• **EXERCISE REQUIREMENTS**:
Leave out the pictures and repeat everything else in the records exactly.

▬▬▬▬▬▬

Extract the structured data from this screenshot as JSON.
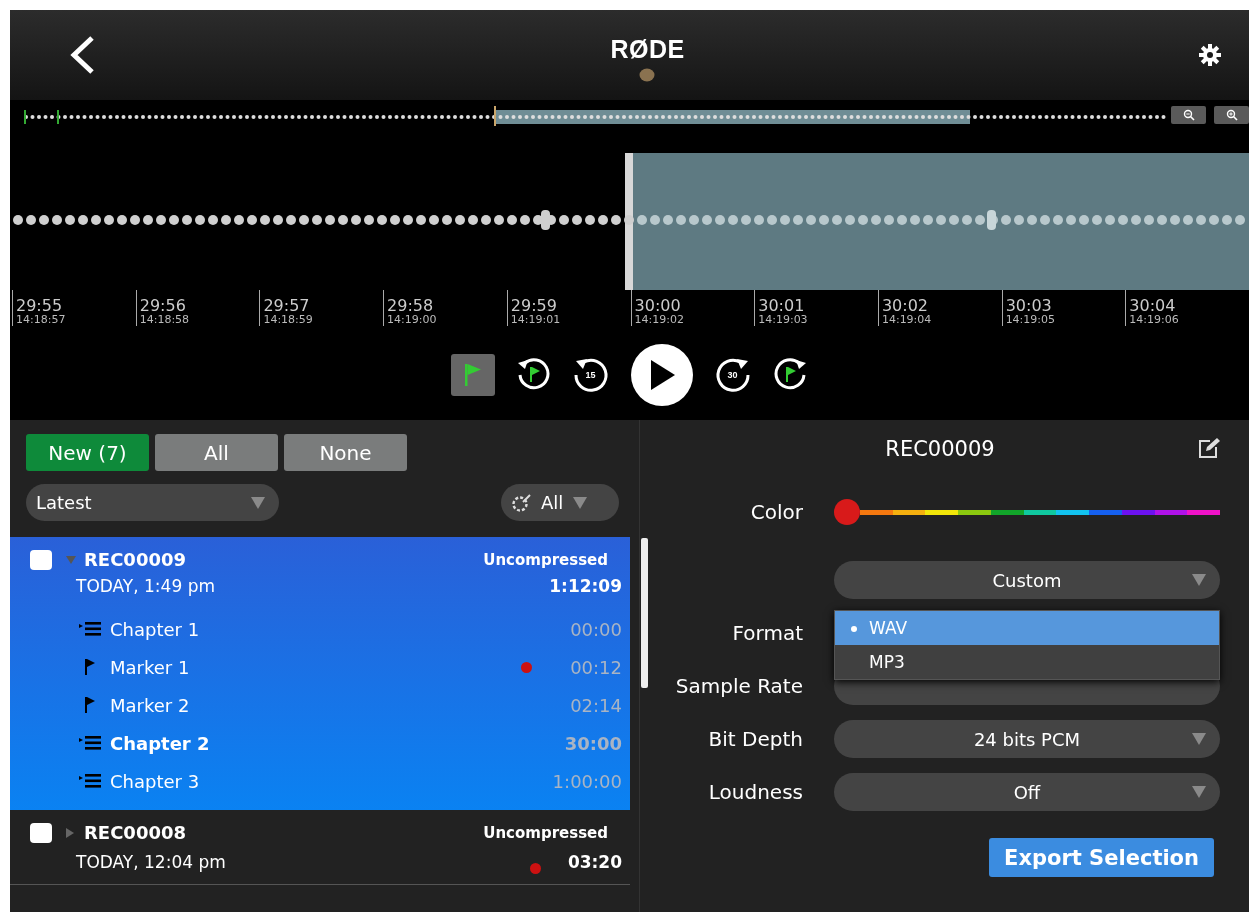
{
  "header": {
    "logo": "RØDE"
  },
  "timeline": {
    "ticks": [
      {
        "time": "29:55",
        "clock": "14:18:57"
      },
      {
        "time": "29:56",
        "clock": "14:18:58"
      },
      {
        "time": "29:57",
        "clock": "14:18:59"
      },
      {
        "time": "29:58",
        "clock": "14:19:00"
      },
      {
        "time": "29:59",
        "clock": "14:19:01"
      },
      {
        "time": "30:00",
        "clock": "14:19:02"
      },
      {
        "time": "30:01",
        "clock": "14:19:03"
      },
      {
        "time": "30:02",
        "clock": "14:19:04"
      },
      {
        "time": "30:03",
        "clock": "14:19:05"
      },
      {
        "time": "30:04",
        "clock": "14:19:06"
      }
    ]
  },
  "transport": {
    "marker_mode_on": true,
    "skip_back_label": "15",
    "skip_forward_label": "30"
  },
  "filter_tabs": [
    {
      "label": "New (7)",
      "selected": true
    },
    {
      "label": "All",
      "selected": false
    },
    {
      "label": "None",
      "selected": false
    }
  ],
  "sort": {
    "value": "Latest"
  },
  "color_filter": {
    "value": "All"
  },
  "recordings": [
    {
      "name": "REC00009",
      "date": "TODAY, 1:49 pm",
      "format": "Uncompressed",
      "duration": "1:12:09",
      "selected": true,
      "checked": false,
      "expanded": true,
      "dot": false,
      "children": [
        {
          "kind": "chapter",
          "label": "Chapter 1",
          "time": "00:00",
          "selected": false,
          "dot": false
        },
        {
          "kind": "marker",
          "label": "Marker 1",
          "time": "00:12",
          "selected": false,
          "dot": true
        },
        {
          "kind": "marker",
          "label": "Marker 2",
          "time": "02:14",
          "selected": false,
          "dot": false
        },
        {
          "kind": "chapter",
          "label": "Chapter 2",
          "time": "30:00",
          "selected": true,
          "dot": false
        },
        {
          "kind": "chapter",
          "label": "Chapter 3",
          "time": "1:00:00",
          "selected": false,
          "dot": false
        }
      ]
    },
    {
      "name": "REC00008",
      "date": "TODAY, 12:04 pm",
      "format": "Uncompressed",
      "duration": "03:20",
      "selected": false,
      "checked": false,
      "expanded": false,
      "dot": true
    }
  ],
  "details": {
    "title": "REC00009",
    "color_label": "Color",
    "colors": [
      {
        "color": "#d81a1a",
        "selected": true
      },
      {
        "color": "#f5780f",
        "selected": false
      },
      {
        "color": "#f5b00f",
        "selected": false
      },
      {
        "color": "#f2e60a",
        "selected": false
      },
      {
        "color": "#8cc90f",
        "selected": false
      },
      {
        "color": "#12a52a",
        "selected": false
      },
      {
        "color": "#10c9a0",
        "selected": false
      },
      {
        "color": "#12c3f0",
        "selected": false
      },
      {
        "color": "#1560f0",
        "selected": false
      },
      {
        "color": "#6c12f0",
        "selected": false
      },
      {
        "color": "#b012e8",
        "selected": false
      },
      {
        "color": "#f012c8",
        "selected": false
      }
    ],
    "preset": {
      "value": "Custom"
    },
    "settings": [
      {
        "label": "Format",
        "kind": "menu",
        "options": [
          {
            "label": "WAV",
            "selected": true
          },
          {
            "label": "MP3",
            "selected": false
          }
        ]
      },
      {
        "label": "Sample Rate",
        "kind": "hidden"
      },
      {
        "label": "Bit Depth",
        "kind": "dropdown",
        "value": "24 bits PCM"
      },
      {
        "label": "Loudness",
        "kind": "dropdown",
        "value": "Off"
      }
    ],
    "export_button": "Export Selection"
  }
}
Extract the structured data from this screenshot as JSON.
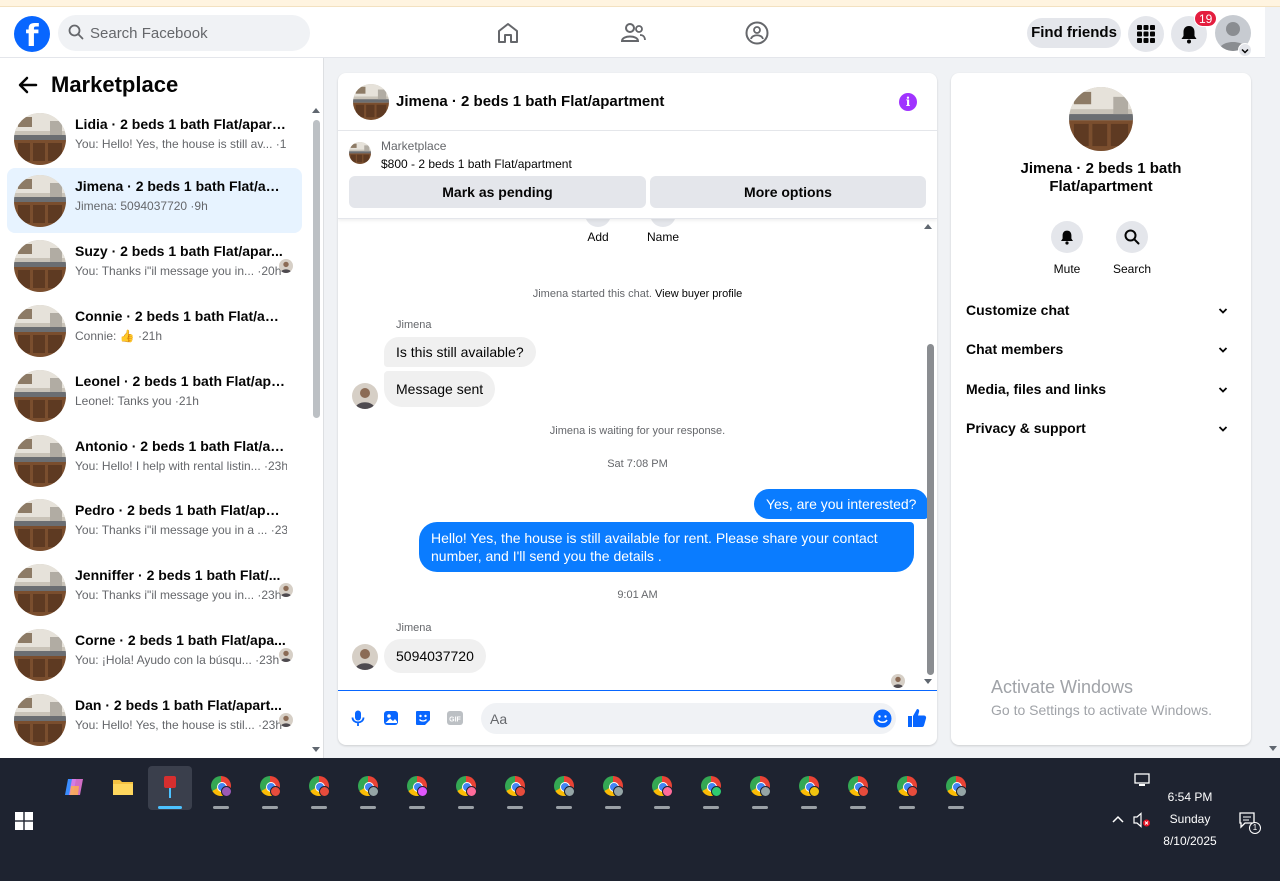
{
  "header": {
    "search_placeholder": "Search Facebook",
    "find_friends": "Find friends",
    "notification_count": "19"
  },
  "sidebar": {
    "title": "Marketplace",
    "conversations": [
      {
        "name": "Lidia · 2 beds 1 bath Flat/apartm...",
        "preview": "You: Hello! Yes, the house is still av... ·1m"
      },
      {
        "name": "Jimena · 2 beds 1 bath Flat/apar...",
        "preview": "Jimena: 5094037720 ·9h"
      },
      {
        "name": "Suzy · 2 beds 1 bath Flat/apar...",
        "preview": "You: Thanks i\"il message you in... ·20h"
      },
      {
        "name": "Connie · 2 beds 1 bath Flat/apar...",
        "preview": "Connie: 👍 ·21h"
      },
      {
        "name": "Leonel · 2 beds 1 bath Flat/apart...",
        "preview": "Leonel: Tanks you ·21h"
      },
      {
        "name": "Antonio · 2 beds 1 bath Flat/apa...",
        "preview": "You: Hello! I help with rental listin... ·23h"
      },
      {
        "name": "Pedro · 2 beds 1 bath Flat/apart...",
        "preview": "You: Thanks i\"il message you in a ... ·23h"
      },
      {
        "name": "Jenniffer · 2 beds 1 bath Flat/...",
        "preview": "You: Thanks i\"il message you in... ·23h"
      },
      {
        "name": "Corne · 2 beds 1 bath Flat/apa...",
        "preview": "You: ¡Hola! Ayudo con la búsqu... ·23h"
      },
      {
        "name": "Dan · 2 beds 1 bath Flat/apart...",
        "preview": "You: Hello! Yes, the house is stil... ·23h"
      }
    ]
  },
  "chat": {
    "title": "Jimena · 2 beds 1 bath Flat/apartment",
    "listing_source": "Marketplace",
    "listing_price": "$800 - 2 beds 1 bath Flat/apartment",
    "mark_pending": "Mark as pending",
    "more_options": "More options",
    "action_add": "Add",
    "action_name": "Name",
    "started_text": "Jimena started this chat.",
    "view_profile": "View buyer profile",
    "sender_name": "Jimena",
    "msg1": "Is this still available?",
    "msg2": "Message sent",
    "waiting_text": "Jimena is waiting for your response.",
    "time1": "Sat 7:08 PM",
    "out1": "Yes, are you interested?",
    "out2": "Hello! Yes, the house is still available for rent. Please share your contact number, and I'll send you the details .",
    "time2": "9:01 AM",
    "msg3": "5094037720",
    "compose_placeholder": "Aa"
  },
  "info_panel": {
    "name": "Jimena · 2 beds 1 bath Flat/apartment",
    "mute": "Mute",
    "search": "Search",
    "sections": [
      "Customize chat",
      "Chat members",
      "Media, files and links",
      "Privacy & support"
    ]
  },
  "watermark": {
    "line1": "Activate Windows",
    "line2": "Go to Settings to activate Windows."
  },
  "taskbar": {
    "time": "6:54 PM",
    "day": "Sunday",
    "date": "8/10/2025",
    "notification_count": "1"
  },
  "colors": {
    "brand": "#0866ff",
    "bubble_out": "#0a7cff",
    "info_icon": "#a033ff",
    "badge": "#e41e3f"
  }
}
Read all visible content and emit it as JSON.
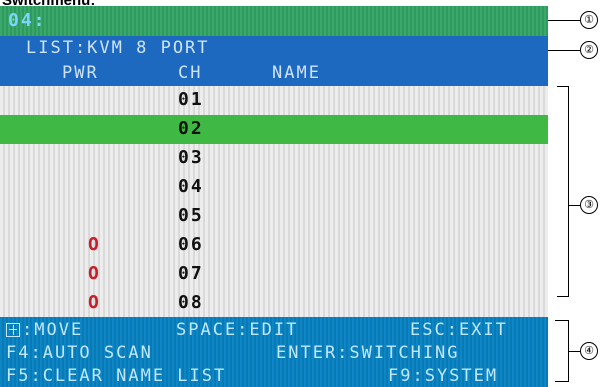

▬▬▬▬▬▬

• **ANSWER FOR THIS EXERCISE**:
Extract the structured data from this screenshot as JSON.
{
  "header": {
    "logo": "RØDE"
  },
  "timeline": {
    "ticks": [
      {
        "time": "29:55",
        "clock": "14:18:57"
      },
      {
        "time": "29:56",
        "clock": "14:18:58"
      },
      {
        "time": "29:57",
        "clock": "14:18:59"
      },
      {
        "time": "29:58",
        "clock": "14:19:00"
      },
      {
        "time": "29:59",
        "clock": "14:19:01"
      },
      {
        "time": "30:00",
        "clock": "14:19:02"
      },
      {
        "time": "30:01",
        "clock": "14:19:03"
      },
      {
        "time": "30:02",
        "clock": "14:19:04"
      },
      {
        "time": "30:03",
        "clock": "14:19:05"
      },
      {
        "time": "30:04",
        "clock": "14:19:06"
      }
    ]
  },
  "transport": {
    "marker_mode_on": true,
    "skip_back_label": "15",
    "skip_forward_label": "30"
  },
  "filter_tabs": [
    {
      "label": "New (7)",
      "selected": true
    },
    {
      "label": "All",
      "selected": false
    },
    {
      "label": "None",
      "selected": false
    }
  ],
  "sort": {
    "value": "Latest"
  },
  "color_filter": {
    "value": "All"
  },
  "recordings": [
    {
      "name": "REC00009",
      "date": "TODAY, 1:49 pm",
      "format": "Uncompressed",
      "duration": "1:12:09",
      "selected": true,
      "checked": false,
      "expanded": true,
      "dot": false,
      "children": [
        {
          "kind": "chapter",
          "label": "Chapter 1",
          "time": "00:00",
          "selected": false,
          "dot": false
        },
        {
          "kind": "marker",
          "label": "Marker 1",
          "time": "00:12",
          "selected": false,
          "dot": true
        },
        {
          "kind": "marker",
          "label": "Marker 2",
          "time": "02:14",
          "selected": false,
          "dot": false
        },
        {
          "kind": "chapter",
          "label": "Chapter 2",
          "time": "30:00",
          "selected": true,
          "dot": false
        },
        {
          "kind": "chapter",
          "label": "Chapter 3",
          "time": "1:00:00",
          "selected": false,
          "dot": false
        }
      ]
    },
    {
      "name": "REC00008",
      "date": "TODAY, 12:04 pm",
      "format": "Uncompressed",
      "duration": "03:20",
      "selected": false,
      "checked": false,
      "expanded": false,
      "dot": true
    }
  ],
  "details": {
    "title": "REC00009",
    "color_label": "Color",
    "colors": [
      {
        "color": "#d81a1a",
        "selected": true
      },
      {
        "color": "#f5780f",
        "selected": false
      },
      {
        "color": "#f5b00f",
        "selected": false
      },
      {
        "color": "#f2e60a",
        "selected": false
      },
      {
        "color": "#8cc90f",
        "selected": false
      },
      {
        "color": "#12a52a",
        "selected": false
      },
      {
        "color": "#10c9a0",
        "selected": false
      },
      {
        "color": "#12c3f0",
        "selected": false
      },
      {
        "color": "#1560f0",
        "selected": false
      },
      {
        "color": "#6c12f0",
        "selected": false
      },
      {
        "color": "#b012e8",
        "selected": false
      },
      {
        "color": "#f012c8",
        "selected": false
      }
    ],
    "preset": {
      "value": "Custom"
    },
    "settings": [
      {
        "label": "Format",
        "kind": "menu",
        "options": [
          {
            "label": "WAV",
            "selected": true
          },
          {
            "label": "MP3",
            "selected": false
          }
        ]
      },
      {
        "label": "Sample Rate",
        "kind": "hidden"
      },
      {
        "label": "Bit Depth",
        "kind": "dropdown",
        "value": "24 bits PCM"
      },
      {
        "label": "Loudness",
        "kind": "dropdown",
        "value": "Off"
      }
    ],
    "export_button": "Export Selection"
  }
}
Extract the structured data from this screenshot as JSON.
{
  "header": {
    "search_placeholder": "Search Facebook",
    "find_friends": "Find friends",
    "notification_count": "19"
  },
  "sidebar": {
    "title": "Marketplace",
    "conversations": [
      {
        "name": "Lidia · 2 beds 1 bath Flat/apartm...",
        "preview": "You: Hello! Yes, the house is still av... ·1m"
      },
      {
        "name": "Jimena · 2 beds 1 bath Flat/apar...",
        "preview": "Jimena: 5094037720 ·9h"
      },
      {
        "name": "Suzy · 2 beds 1 bath Flat/apar...",
        "preview": "You: Thanks i\"il message you in... ·20h"
      },
      {
        "name": "Connie · 2 beds 1 bath Flat/apar...",
        "preview": "Connie: 👍 ·21h"
      },
      {
        "name": "Leonel · 2 beds 1 bath Flat/apart...",
        "preview": "Leonel: Tanks you ·21h"
      },
      {
        "name": "Antonio · 2 beds 1 bath Flat/apa...",
        "preview": "You: Hello! I help with rental listin... ·23h"
      },
      {
        "name": "Pedro · 2 beds 1 bath Flat/apart...",
        "preview": "You: Thanks i\"il message you in a ... ·23h"
      },
      {
        "name": "Jenniffer · 2 beds 1 bath Flat/...",
        "preview": "You: Thanks i\"il message you in... ·23h"
      },
      {
        "name": "Corne · 2 beds 1 bath Flat/apa...",
        "preview": "You: ¡Hola! Ayudo con la búsqu... ·23h"
      },
      {
        "name": "Dan · 2 beds 1 bath Flat/apart...",
        "preview": "You: Hello! Yes, the house is stil... ·23h"
      }
    ]
  },
  "chat": {
    "title": "Jimena · 2 beds 1 bath Flat/apartment",
    "listing_source": "Marketplace",
    "listing_price": "$800 - 2 beds 1 bath Flat/apartment",
    "mark_pending": "Mark as pending",
    "more_options": "More options",
    "action_add": "Add",
    "action_name": "Name",
    "started_text": "Jimena started this chat.",
    "view_profile": "View buyer profile",
    "sender_name": "Jimena",
    "msg1": "Is this still available?",
    "msg2": "Message sent",
    "waiting_text": "Jimena is waiting for your response.",
    "time1": "Sat 7:08 PM",
    "out1": "Yes, are you interested?",
    "out2": "Hello! Yes, the house is still available for rent. Please share your contact number, and I'll send you the details .",
    "time2": "9:01 AM",
    "msg3": "5094037720",
    "compose_placeholder": "Aa"
  },
  "info_panel": {
    "name": "Jimena · 2 beds 1 bath Flat/apartment",
    "mute": "Mute",
    "search": "Search",
    "sections": [
      "Customize chat",
      "Chat members",
      "Media, files and links",
      "Privacy & support"
    ]
  },
  "watermark": {
    "line1": "Activate Windows",
    "line2": "Go to Settings to activate Windows."
  },
  "taskbar": {
    "time": "6:54 PM",
    "day": "Sunday",
    "date": "8/10/2025",
    "notification_count": "1"
  },
  "colors": {
    "brand": "#0866ff",
    "bubble_out": "#0a7cff",
    "info_icon": "#a033ff",
    "badge": "#e41e3f"
  }
}
Read all visible content and emit it as JSON.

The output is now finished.